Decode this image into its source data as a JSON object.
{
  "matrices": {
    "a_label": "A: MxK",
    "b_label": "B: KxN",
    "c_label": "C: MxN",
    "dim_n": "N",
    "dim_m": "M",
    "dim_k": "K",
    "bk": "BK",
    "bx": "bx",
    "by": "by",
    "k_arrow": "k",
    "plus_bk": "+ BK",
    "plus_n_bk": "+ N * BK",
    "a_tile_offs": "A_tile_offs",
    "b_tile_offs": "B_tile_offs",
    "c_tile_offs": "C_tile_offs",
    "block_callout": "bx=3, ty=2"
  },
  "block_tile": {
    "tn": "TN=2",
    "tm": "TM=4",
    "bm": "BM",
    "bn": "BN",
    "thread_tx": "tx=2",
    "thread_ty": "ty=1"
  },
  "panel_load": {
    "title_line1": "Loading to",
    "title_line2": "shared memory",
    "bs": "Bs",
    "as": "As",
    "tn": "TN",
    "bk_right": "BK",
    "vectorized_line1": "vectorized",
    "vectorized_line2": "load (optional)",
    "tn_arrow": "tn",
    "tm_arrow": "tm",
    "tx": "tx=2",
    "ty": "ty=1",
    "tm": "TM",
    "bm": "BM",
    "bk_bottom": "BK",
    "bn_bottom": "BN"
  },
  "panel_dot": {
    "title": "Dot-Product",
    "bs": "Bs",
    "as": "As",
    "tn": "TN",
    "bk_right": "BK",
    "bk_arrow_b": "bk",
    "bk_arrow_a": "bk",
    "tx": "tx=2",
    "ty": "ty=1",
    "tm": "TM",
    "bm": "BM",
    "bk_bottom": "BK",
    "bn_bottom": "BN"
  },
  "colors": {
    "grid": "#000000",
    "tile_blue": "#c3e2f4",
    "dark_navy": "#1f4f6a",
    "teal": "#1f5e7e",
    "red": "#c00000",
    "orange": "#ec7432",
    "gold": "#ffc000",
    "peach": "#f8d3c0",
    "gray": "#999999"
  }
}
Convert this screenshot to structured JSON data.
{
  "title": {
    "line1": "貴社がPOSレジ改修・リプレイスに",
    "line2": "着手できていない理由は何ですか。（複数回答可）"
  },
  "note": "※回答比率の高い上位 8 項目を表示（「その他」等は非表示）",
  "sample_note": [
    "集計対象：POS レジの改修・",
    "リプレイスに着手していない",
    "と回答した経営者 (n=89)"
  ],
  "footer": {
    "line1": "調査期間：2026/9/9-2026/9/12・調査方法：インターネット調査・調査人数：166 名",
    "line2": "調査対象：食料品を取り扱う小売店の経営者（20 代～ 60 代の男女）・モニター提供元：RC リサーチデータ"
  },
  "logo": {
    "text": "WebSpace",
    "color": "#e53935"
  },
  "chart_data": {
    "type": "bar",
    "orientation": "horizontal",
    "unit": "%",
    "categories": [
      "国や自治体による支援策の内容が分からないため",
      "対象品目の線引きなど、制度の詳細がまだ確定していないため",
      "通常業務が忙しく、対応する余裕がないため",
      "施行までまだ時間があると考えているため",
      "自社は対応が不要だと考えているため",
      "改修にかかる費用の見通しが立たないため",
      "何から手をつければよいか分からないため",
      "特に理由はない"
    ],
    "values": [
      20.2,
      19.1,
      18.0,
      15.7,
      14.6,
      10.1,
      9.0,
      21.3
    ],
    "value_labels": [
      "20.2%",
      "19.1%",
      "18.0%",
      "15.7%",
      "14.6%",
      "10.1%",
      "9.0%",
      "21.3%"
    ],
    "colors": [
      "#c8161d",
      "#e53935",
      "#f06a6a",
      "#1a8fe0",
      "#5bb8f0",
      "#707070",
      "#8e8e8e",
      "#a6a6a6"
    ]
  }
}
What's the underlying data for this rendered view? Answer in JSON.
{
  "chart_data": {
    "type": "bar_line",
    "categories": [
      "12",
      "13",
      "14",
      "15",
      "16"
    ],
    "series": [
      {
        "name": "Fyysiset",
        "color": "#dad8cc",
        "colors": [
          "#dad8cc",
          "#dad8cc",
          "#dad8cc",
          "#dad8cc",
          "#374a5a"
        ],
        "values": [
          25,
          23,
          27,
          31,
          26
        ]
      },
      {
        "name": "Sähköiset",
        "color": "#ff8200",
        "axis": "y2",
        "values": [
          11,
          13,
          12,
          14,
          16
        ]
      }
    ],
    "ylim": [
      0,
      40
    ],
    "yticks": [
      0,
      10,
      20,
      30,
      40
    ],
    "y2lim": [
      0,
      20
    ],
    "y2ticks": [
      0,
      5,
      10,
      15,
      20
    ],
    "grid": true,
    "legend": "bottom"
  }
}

______

:: REQUEST ::
Repeat, with no changes, each line from the one with "What's the underlying" to the end of the listing, including both ends and nothing else.

:: RESPONSE TO THIS TASK ::
What's the underlying data for this rendered view? Answer in JSON.
{
  "chart_data": {
    "type": "bar_line",
    "categories": [
      "12",
      "13",
      "14",
      "15",
      "16"
    ],
    "series": [
      {
        "name": "Fyysiset",
        "color": "#dad8cc",
        "colors": [
          "#dad8cc",
          "#dad8cc",
          "#dad8cc",
          "#dad8cc",
          "#374a5a"
        ],
        "values": [
          25,
          23,
          27,
          31,
          26
        ]
      },
      {
        "name": "Sähköiset",
        "color": "#ff8200",
        "axis": "y2",
        "values": [
          11,
          13,
          12,
          14,
          16
        ]
      }
    ],
    "ylim": [
      0,
      40
    ],
    "yticks": [
      0,
      10,
      20,
      30,
      40
    ],
    "y2lim": [
      0,
      20
    ],
    "y2ticks": [
      0,
      5,
      10,
      15,
      20
    ],
    "grid": true,
    "legend": "bottom"
  }
}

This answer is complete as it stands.